Task brief:
Pick out each line of the material below that contains the string "Messebesuch" and copy those lines.

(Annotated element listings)
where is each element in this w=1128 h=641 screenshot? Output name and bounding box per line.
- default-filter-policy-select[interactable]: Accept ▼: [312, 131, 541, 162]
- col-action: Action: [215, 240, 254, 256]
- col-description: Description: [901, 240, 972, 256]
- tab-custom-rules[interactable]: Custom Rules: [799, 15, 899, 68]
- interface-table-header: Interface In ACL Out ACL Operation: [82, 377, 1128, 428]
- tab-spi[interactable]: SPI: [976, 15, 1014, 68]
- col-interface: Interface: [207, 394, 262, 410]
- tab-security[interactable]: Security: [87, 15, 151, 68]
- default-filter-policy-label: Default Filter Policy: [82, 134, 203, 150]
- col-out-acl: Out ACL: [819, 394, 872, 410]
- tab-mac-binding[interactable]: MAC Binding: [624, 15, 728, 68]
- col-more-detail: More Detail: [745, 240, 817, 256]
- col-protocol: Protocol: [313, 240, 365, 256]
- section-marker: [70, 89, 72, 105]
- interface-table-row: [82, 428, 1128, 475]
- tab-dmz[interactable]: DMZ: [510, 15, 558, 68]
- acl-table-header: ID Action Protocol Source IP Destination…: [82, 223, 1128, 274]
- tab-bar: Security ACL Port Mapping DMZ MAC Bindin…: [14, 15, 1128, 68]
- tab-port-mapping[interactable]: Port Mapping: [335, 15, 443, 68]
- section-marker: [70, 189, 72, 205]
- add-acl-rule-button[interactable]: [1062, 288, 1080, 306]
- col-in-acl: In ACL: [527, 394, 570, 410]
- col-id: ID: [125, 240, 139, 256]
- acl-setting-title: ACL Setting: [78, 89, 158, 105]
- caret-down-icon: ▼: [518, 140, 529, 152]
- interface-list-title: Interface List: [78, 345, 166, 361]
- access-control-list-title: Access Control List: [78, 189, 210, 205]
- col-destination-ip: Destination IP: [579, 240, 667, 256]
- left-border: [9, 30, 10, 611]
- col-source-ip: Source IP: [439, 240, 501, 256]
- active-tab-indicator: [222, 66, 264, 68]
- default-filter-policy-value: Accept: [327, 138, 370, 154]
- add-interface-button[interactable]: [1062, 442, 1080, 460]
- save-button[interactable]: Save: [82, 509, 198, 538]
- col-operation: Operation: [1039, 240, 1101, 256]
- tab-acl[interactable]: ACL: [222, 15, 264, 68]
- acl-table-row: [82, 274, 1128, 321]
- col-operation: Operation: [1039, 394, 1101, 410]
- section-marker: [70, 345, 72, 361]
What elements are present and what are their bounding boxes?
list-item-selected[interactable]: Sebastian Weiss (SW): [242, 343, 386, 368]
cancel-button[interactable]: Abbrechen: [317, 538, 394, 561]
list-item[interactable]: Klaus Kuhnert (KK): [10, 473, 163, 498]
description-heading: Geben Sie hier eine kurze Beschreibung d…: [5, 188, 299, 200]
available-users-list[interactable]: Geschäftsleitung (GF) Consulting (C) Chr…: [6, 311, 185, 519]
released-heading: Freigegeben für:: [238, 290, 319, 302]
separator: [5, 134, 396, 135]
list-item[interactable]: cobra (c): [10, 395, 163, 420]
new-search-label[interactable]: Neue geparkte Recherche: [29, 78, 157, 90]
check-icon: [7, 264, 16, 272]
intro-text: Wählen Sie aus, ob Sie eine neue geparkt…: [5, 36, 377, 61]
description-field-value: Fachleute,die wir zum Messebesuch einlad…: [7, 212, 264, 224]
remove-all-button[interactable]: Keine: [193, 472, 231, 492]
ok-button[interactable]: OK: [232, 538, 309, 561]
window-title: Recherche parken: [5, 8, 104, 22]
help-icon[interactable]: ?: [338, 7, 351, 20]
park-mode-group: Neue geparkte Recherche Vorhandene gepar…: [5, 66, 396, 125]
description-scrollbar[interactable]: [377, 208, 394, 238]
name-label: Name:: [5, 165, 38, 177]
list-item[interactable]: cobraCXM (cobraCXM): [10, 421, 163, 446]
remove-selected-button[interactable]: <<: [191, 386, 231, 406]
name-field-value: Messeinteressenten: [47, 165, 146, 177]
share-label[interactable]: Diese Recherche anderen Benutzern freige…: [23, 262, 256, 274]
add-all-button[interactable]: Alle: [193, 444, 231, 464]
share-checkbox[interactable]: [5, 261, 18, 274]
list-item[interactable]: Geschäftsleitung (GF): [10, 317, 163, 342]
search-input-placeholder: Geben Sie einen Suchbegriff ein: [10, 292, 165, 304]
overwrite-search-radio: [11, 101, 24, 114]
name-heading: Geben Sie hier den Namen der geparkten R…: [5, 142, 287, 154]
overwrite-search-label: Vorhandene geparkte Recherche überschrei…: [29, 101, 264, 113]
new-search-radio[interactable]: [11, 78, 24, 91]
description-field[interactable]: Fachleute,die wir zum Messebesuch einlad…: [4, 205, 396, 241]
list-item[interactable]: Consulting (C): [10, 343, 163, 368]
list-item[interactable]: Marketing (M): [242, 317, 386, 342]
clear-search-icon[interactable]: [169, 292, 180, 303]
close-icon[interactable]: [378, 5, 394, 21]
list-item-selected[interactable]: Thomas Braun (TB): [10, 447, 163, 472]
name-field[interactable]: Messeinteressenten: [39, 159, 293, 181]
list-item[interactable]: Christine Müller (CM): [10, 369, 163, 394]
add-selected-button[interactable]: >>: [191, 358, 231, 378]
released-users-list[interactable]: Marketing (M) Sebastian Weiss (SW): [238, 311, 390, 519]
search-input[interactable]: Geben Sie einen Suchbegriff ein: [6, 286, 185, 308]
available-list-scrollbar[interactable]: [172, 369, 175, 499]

Problem solution:
description-field-value: Fachleute,die wir zum Messebesuch einlad…: [7, 212, 264, 224]
description-field[interactable]: Fachleute,die wir zum Messebesuch einlad…: [4, 205, 396, 241]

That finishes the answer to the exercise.